Beginning at the line with "Give me a plain-text", output each line to the end of the listing below exactly, please.

— begin Listed records —

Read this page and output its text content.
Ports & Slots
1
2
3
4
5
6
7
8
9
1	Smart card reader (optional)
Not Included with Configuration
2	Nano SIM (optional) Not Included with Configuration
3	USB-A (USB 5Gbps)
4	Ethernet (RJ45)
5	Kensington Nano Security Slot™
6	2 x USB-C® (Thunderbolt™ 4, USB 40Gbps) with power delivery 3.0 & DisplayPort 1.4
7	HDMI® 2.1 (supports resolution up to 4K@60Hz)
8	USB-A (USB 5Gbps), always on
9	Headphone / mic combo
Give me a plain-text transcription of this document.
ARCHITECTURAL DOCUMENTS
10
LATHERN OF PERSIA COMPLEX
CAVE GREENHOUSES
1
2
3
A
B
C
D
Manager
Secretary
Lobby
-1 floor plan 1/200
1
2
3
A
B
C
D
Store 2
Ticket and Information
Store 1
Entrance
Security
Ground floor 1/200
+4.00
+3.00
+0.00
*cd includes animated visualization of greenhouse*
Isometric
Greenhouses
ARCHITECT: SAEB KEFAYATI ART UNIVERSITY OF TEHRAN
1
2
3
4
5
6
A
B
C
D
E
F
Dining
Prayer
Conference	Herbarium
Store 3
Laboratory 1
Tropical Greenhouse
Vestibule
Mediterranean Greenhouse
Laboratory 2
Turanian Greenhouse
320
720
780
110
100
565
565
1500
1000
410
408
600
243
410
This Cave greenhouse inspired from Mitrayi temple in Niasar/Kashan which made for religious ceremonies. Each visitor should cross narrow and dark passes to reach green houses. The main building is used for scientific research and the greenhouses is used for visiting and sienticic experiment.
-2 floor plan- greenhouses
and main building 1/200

— end Listed records —

§ **Written solution**:
Give me a plain-text transcription of this document.
ARCHITECTURAL DOCUMENTS
10
LATHERN OF PERSIA COMPLEX
CAVE GREENHOUSES
1
2
3
A
B
C
D
Manager
Secretary
Lobby
-1 floor plan 1/200
1
2
3
A
B
C
D
Store 2
Ticket and Information
Store 1
Entrance
Security
Ground floor 1/200
+4.00
+3.00
+0.00
*cd includes animated visualization of greenhouse*
Isometric
Greenhouses
ARCHITECT: SAEB KEFAYATI ART UNIVERSITY OF TEHRAN
1
2
3
4
5
6
A
B
C
D
E
F
Dining
Prayer
Conference	Herbarium
Store 3
Laboratory 1
Tropical Greenhouse
Vestibule
Mediterranean Greenhouse
Laboratory 2
Turanian Greenhouse
320
720
780
110
100
565
565
1500
1000
410
408
600
243
410
This Cave greenhouse inspired from Mitrayi temple in Niasar/Kashan which made for religious ceremonies. Each visitor should cross narrow and dark passes to reach green houses. The main building is used for scientific research and the greenhouses is used for visiting and sienticic experiment.
-2 floor plan- greenhouses
and main building 1/200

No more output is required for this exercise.